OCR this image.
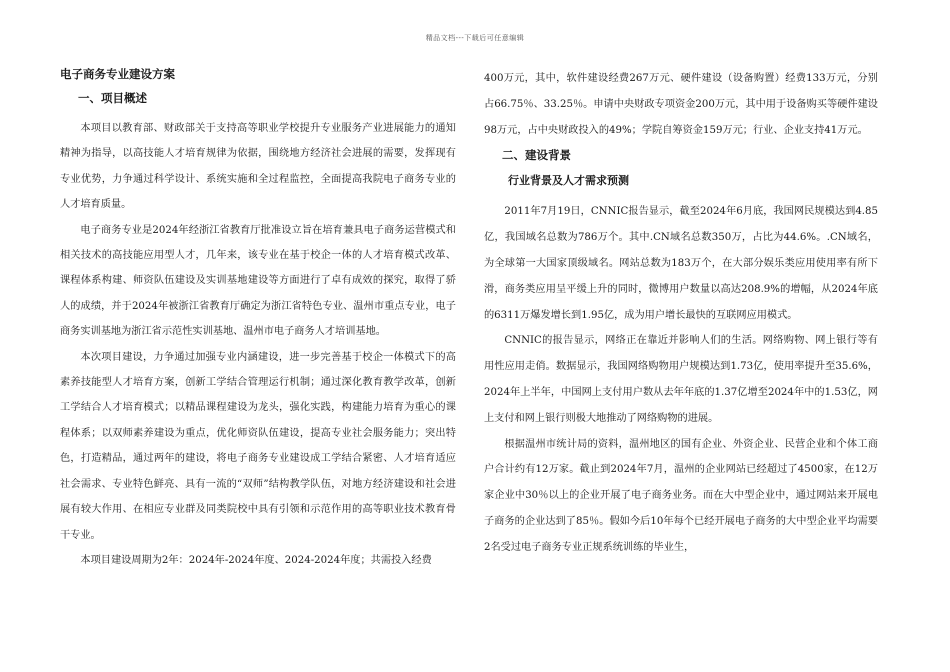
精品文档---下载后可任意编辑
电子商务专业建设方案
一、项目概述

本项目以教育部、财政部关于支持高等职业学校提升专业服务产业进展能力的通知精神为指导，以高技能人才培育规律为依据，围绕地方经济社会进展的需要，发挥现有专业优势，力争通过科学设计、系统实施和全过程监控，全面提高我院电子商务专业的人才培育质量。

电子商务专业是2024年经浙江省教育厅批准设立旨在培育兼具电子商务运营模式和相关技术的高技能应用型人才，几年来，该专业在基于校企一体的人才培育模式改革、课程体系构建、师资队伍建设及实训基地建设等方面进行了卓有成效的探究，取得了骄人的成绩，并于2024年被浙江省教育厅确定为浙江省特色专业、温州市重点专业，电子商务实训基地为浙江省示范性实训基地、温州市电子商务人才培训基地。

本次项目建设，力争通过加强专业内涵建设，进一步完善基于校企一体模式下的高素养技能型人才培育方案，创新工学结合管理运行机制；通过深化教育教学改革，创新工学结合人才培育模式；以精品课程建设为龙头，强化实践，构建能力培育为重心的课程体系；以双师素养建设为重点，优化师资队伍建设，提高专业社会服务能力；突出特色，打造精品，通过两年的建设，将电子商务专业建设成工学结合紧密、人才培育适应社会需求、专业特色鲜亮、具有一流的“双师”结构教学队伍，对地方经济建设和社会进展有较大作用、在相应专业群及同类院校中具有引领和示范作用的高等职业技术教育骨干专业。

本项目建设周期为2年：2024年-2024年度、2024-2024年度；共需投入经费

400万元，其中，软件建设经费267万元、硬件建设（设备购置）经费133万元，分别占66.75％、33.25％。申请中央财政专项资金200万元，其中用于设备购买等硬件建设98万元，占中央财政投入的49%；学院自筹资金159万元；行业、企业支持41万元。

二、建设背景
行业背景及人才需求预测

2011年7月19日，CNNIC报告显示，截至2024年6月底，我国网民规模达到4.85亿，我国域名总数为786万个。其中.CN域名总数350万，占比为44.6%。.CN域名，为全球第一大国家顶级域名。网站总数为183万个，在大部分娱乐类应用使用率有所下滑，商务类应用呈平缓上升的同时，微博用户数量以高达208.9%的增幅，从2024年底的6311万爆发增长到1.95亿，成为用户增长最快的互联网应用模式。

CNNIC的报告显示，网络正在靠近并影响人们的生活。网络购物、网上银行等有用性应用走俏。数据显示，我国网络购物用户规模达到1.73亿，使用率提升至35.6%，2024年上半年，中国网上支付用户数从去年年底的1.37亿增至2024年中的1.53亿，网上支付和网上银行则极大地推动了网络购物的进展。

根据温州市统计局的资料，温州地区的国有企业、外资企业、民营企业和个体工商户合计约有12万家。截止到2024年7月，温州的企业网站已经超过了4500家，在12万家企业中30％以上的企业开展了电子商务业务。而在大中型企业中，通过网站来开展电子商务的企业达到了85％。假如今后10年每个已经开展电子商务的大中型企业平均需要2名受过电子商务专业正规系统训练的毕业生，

* * *

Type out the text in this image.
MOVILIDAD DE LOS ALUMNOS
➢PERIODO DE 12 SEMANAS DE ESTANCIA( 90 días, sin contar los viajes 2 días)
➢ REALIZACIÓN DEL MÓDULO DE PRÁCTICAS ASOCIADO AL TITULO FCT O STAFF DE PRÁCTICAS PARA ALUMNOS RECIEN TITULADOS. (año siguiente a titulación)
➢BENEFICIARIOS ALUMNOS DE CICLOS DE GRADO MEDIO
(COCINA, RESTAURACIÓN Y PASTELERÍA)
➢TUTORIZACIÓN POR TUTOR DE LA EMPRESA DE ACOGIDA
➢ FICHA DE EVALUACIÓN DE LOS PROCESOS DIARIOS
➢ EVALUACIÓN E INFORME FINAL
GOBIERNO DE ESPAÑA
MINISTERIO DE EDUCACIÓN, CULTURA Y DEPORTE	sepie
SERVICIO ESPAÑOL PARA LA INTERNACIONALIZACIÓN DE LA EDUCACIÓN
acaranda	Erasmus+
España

• _STATED EXERCISE_
Give the number of lines in the entries that hold the word "EVALUACIÓN", and nothing else.

• _RESULT OF THE EXERCISE_
2